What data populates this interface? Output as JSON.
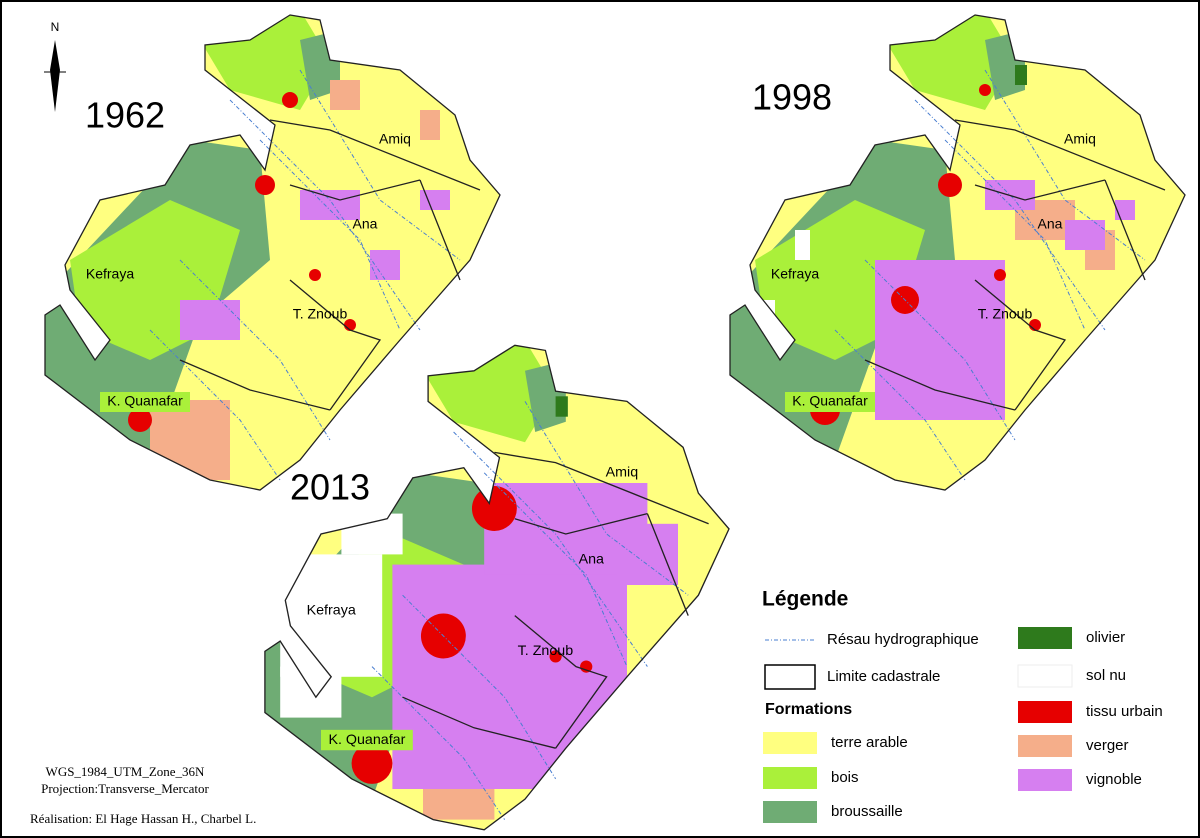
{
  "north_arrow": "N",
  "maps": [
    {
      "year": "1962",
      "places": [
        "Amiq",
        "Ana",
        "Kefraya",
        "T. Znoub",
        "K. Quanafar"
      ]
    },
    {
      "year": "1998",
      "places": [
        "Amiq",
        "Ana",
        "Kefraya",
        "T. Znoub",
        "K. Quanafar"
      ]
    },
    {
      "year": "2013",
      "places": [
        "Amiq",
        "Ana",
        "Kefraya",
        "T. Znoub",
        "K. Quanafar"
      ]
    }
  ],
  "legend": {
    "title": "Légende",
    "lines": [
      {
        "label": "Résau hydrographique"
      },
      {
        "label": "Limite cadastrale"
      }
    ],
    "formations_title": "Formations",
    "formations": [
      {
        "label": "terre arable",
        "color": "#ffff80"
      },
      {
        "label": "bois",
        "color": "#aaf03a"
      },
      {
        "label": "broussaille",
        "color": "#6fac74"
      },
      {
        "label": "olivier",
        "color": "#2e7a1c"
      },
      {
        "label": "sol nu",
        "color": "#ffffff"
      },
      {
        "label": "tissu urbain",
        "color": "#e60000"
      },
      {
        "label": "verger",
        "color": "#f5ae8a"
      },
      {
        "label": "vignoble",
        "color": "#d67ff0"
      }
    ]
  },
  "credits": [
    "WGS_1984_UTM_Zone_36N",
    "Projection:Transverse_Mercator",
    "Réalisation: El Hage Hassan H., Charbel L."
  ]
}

• **What you should do**
Drop the pictures and reproduce the rest of the entries above exactly.

• **Expected answer**
What data populates this interface? Output as JSON.
{
  "north_arrow": "N",
  "maps": [
    {
      "year": "1962",
      "places": [
        "Amiq",
        "Ana",
        "Kefraya",
        "T. Znoub",
        "K. Quanafar"
      ]
    },
    {
      "year": "1998",
      "places": [
        "Amiq",
        "Ana",
        "Kefraya",
        "T. Znoub",
        "K. Quanafar"
      ]
    },
    {
      "year": "2013",
      "places": [
        "Amiq",
        "Ana",
        "Kefraya",
        "T. Znoub",
        "K. Quanafar"
      ]
    }
  ],
  "legend": {
    "title": "Légende",
    "lines": [
      {
        "label": "Résau hydrographique"
      },
      {
        "label": "Limite cadastrale"
      }
    ],
    "formations_title": "Formations",
    "formations": [
      {
        "label": "terre arable",
        "color": "#ffff80"
      },
      {
        "label": "bois",
        "color": "#aaf03a"
      },
      {
        "label": "broussaille",
        "color": "#6fac74"
      },
      {
        "label": "olivier",
        "color": "#2e7a1c"
      },
      {
        "label": "sol nu",
        "color": "#ffffff"
      },
      {
        "label": "tissu urbain",
        "color": "#e60000"
      },
      {
        "label": "verger",
        "color": "#f5ae8a"
      },
      {
        "label": "vignoble",
        "color": "#d67ff0"
      }
    ]
  },
  "credits": [
    "WGS_1984_UTM_Zone_36N",
    "Projection:Transverse_Mercator",
    "Réalisation: El Hage Hassan H., Charbel L."
  ]
}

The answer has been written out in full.